* begin Data lines *

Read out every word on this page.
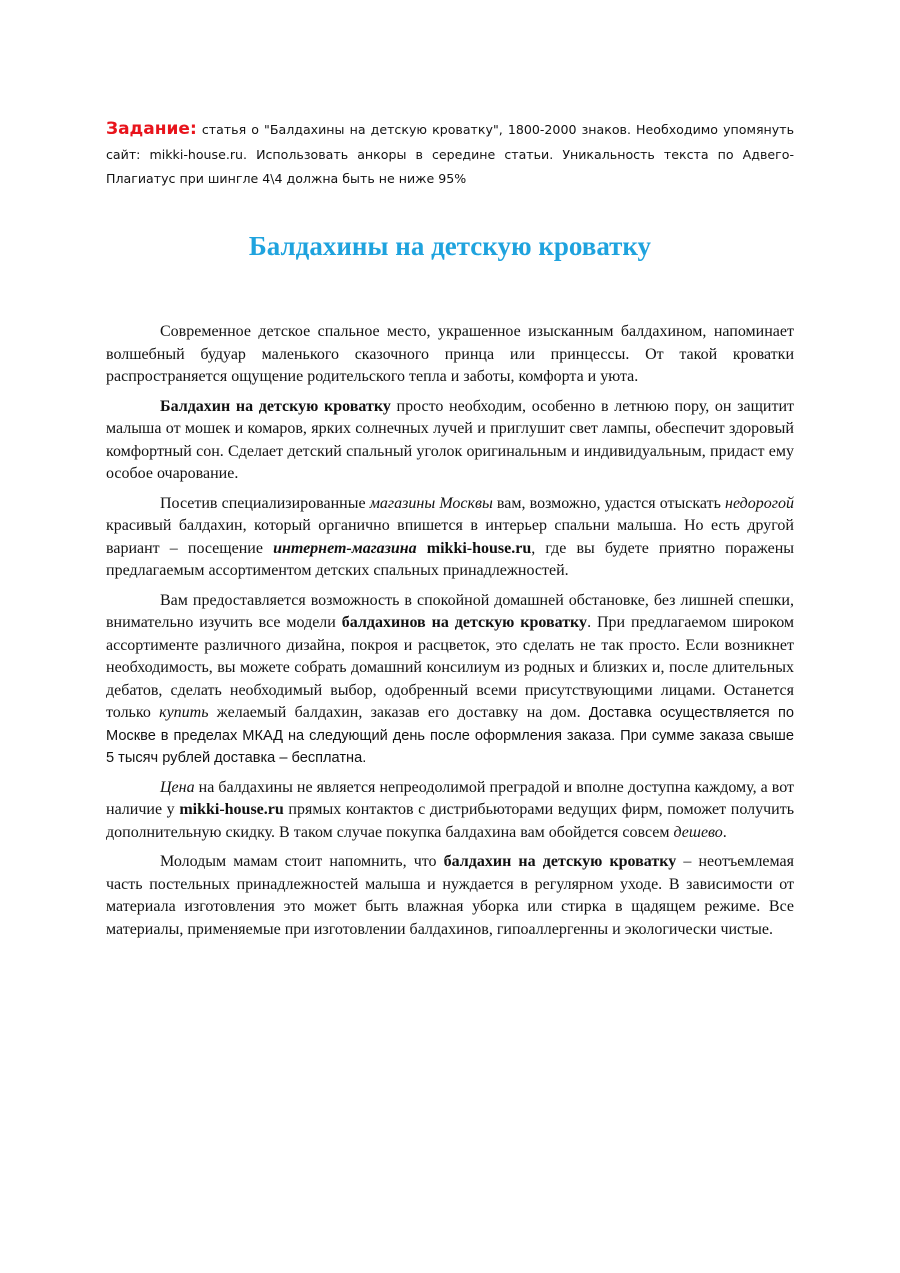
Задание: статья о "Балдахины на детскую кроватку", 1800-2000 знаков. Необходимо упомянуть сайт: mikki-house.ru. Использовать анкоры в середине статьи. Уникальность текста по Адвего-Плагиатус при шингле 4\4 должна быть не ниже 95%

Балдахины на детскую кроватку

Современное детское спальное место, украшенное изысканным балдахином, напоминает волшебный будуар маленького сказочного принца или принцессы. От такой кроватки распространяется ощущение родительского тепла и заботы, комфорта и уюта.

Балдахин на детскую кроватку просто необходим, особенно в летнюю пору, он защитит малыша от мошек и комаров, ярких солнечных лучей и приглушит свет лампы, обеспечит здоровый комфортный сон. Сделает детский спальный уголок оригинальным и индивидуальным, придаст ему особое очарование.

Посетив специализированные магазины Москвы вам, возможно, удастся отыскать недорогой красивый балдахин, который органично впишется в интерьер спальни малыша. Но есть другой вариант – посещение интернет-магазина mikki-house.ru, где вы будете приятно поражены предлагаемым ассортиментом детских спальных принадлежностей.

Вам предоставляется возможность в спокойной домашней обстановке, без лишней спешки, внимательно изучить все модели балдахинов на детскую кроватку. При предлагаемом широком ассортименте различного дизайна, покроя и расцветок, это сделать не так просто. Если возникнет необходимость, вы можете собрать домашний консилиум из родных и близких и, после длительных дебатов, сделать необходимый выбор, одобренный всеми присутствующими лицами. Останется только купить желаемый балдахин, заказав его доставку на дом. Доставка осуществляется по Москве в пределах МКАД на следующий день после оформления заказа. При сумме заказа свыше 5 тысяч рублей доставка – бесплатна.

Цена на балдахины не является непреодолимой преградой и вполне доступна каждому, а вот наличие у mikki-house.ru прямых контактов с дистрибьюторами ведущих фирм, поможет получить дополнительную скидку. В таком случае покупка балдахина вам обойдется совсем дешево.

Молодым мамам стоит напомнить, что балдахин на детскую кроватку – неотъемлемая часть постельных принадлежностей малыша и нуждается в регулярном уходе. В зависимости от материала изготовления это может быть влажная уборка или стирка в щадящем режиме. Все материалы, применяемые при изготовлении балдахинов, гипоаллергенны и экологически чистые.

* end Data lines *

Short task –
From the data, pick out every line that includes "принадлежностей".

Reply to the task –
Посетив специализированные магазины Москвы вам, возможно, удастся отыскать недорогой красивый балдахин, который органично впишется в интерьер спальни малыша. Но есть другой вариант – посещение интернет-магазина mikki-house.ru, где вы будете приятно поражены предлагаемым ассортиментом детских спальных принадлежностей.
Молодым мамам стоит напомнить, что балдахин на детскую кроватку – неотъемлемая часть постельных принадлежностей малыша и нуждается в регулярном уходе. В зависимости от материала изготовления это может быть влажная уборка или стирка в щадящем режиме. Все материалы, применяемые при изготовлении балдахинов, гипоаллергенны и экологически чистые.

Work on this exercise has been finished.